Return every line below as is, leaving out the pictures.

--- BEGIN ---

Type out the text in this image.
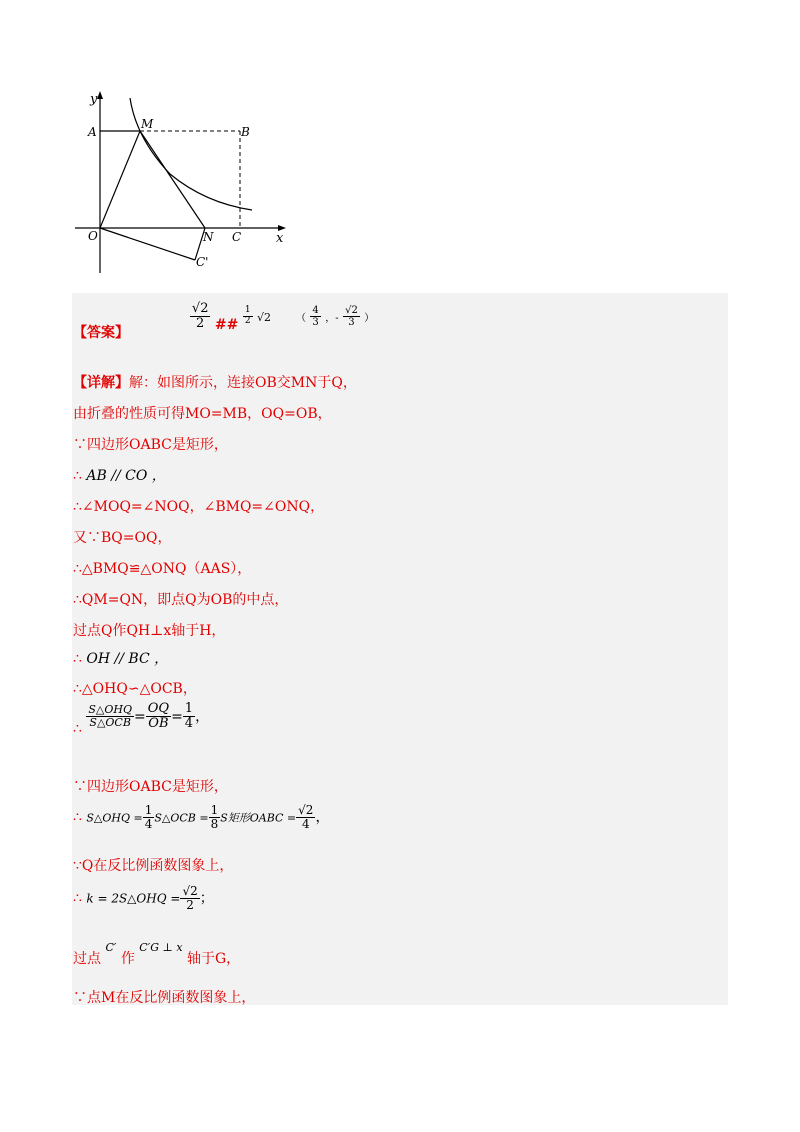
y
x
A
M
B
O	N C
C'
【答案】
$\frac{√2}{2}$ ## $\frac{1}{2} √2$ （ $\frac{4}{3}$ ，- $\frac{√2}{3}$ ）
【详解】解：如图所示，连接OB交MN于Q，
由折叠的性质可得MO=MB，OQ=OB，
∵四边形OABC是矩形，
∴ AB // CO ，
∴∠MOQ=∠NOQ，∠BMQ=∠ONQ，
又∵BQ=OQ，
∴△BMQ≌△ONQ（AAS），
∴QM=QN，即点Q为OB的中点，
过点Q作QH⊥x轴于H，
∴ OH // BC ，
∴△OHQ∽△OCB，
∴ $\frac{\text{S△OHQ}}{\text{S△OCB}} = \frac{OQ}{OB} = \frac{1}{4}$ ，
∵四边形OABC是矩形，
∴ S△OHQ = $\frac{1}{4}$ S△OCB = $\frac{1}{8}$ S矩形OABC = $\frac{√2}{4}$ ，
∵Q在反比例函数图象上，
∴ k = 2S△OHQ = $\frac{√2}{2}$ ；
过点 $^{C'}$ 作 $^{C'G \perp x}$ 轴于G，
∵点M在反比例函数图象上，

--- END ---

Solved exercise
Type out the text in this image.
y
x
A
M
B
O	N C
C'
【答案】
$\frac{√2}{2}$ ## $\frac{1}{2} √2$ （ $\frac{4}{3}$ ，- $\frac{√2}{3}$ ）
【详解】解：如图所示，连接OB交MN于Q，
由折叠的性质可得MO=MB，OQ=OB，
∵四边形OABC是矩形，
∴ AB // CO ，
∴∠MOQ=∠NOQ，∠BMQ=∠ONQ，
又∵BQ=OQ，
∴△BMQ≌△ONQ（AAS），
∴QM=QN，即点Q为OB的中点，
过点Q作QH⊥x轴于H，
∴ OH // BC ，
∴△OHQ∽△OCB，
∴ $\frac{\text{S△OHQ}}{\text{S△OCB}} = \frac{OQ}{OB} = \frac{1}{4}$ ，
∵四边形OABC是矩形，
∴ S△OHQ = $\frac{1}{4}$ S△OCB = $\frac{1}{8}$ S矩形OABC = $\frac{√2}{4}$ ，
∵Q在反比例函数图象上，
∴ k = 2S△OHQ = $\frac{√2}{2}$ ；
过点 $^{C'}$ 作 $^{C'G \perp x}$ 轴于G，
∵点M在反比例函数图象上，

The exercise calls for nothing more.